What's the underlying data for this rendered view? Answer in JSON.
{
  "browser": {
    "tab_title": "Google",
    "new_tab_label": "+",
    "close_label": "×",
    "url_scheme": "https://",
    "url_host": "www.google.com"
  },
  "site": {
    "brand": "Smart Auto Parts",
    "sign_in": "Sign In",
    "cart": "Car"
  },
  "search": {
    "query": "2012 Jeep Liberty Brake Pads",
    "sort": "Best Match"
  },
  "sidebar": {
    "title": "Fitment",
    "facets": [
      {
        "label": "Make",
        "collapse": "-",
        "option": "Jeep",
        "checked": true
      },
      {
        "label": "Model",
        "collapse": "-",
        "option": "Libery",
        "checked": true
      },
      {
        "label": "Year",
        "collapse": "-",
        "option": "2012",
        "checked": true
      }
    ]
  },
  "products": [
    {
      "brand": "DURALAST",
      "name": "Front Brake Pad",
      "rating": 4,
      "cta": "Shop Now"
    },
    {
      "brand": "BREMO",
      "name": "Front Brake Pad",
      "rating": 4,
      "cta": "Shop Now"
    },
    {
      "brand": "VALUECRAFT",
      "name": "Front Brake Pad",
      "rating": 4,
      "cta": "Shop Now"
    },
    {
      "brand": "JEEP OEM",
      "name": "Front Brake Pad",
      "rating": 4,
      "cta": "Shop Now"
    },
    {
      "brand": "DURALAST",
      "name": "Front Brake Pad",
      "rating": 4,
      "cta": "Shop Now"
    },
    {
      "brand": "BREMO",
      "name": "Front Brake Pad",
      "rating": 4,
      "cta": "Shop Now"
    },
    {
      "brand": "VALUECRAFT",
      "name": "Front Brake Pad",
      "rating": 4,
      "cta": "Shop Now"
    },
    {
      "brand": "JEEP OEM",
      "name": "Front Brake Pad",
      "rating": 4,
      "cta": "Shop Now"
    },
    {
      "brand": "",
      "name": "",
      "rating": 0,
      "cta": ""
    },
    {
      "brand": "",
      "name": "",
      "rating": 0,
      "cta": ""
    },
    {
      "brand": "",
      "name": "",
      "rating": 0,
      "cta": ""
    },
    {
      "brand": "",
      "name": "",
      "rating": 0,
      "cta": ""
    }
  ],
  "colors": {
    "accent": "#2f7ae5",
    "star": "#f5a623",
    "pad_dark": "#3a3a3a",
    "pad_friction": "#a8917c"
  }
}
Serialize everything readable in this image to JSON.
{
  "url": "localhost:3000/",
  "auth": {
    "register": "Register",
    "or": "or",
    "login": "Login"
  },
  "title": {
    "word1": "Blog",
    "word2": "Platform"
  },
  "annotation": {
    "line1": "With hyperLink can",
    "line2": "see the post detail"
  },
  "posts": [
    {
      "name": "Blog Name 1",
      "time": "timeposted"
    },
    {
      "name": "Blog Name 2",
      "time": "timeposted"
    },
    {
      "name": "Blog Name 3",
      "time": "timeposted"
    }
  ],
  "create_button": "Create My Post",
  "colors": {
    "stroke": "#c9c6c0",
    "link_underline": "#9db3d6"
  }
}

━━━━

* [EXERCISE DESCRIPTION]: In the listing above, find the line with "Serialize everything readable" and set down that line and all after it exactly, through the final line.

* [REPLY]:
Serialize everything readable in this image to JSON.
{
  "url": "localhost:3000/",
  "auth": {
    "register": "Register",
    "or": "or",
    "login": "Login"
  },
  "title": {
    "word1": "Blog",
    "word2": "Platform"
  },
  "annotation": {
    "line1": "With hyperLink can",
    "line2": "see the post detail"
  },
  "posts": [
    {
      "name": "Blog Name 1",
      "time": "timeposted"
    },
    {
      "name": "Blog Name 2",
      "time": "timeposted"
    },
    {
      "name": "Blog Name 3",
      "time": "timeposted"
    }
  ],
  "create_button": "Create My Post",
  "colors": {
    "stroke": "#c9c6c0",
    "link_underline": "#9db3d6"
  }
}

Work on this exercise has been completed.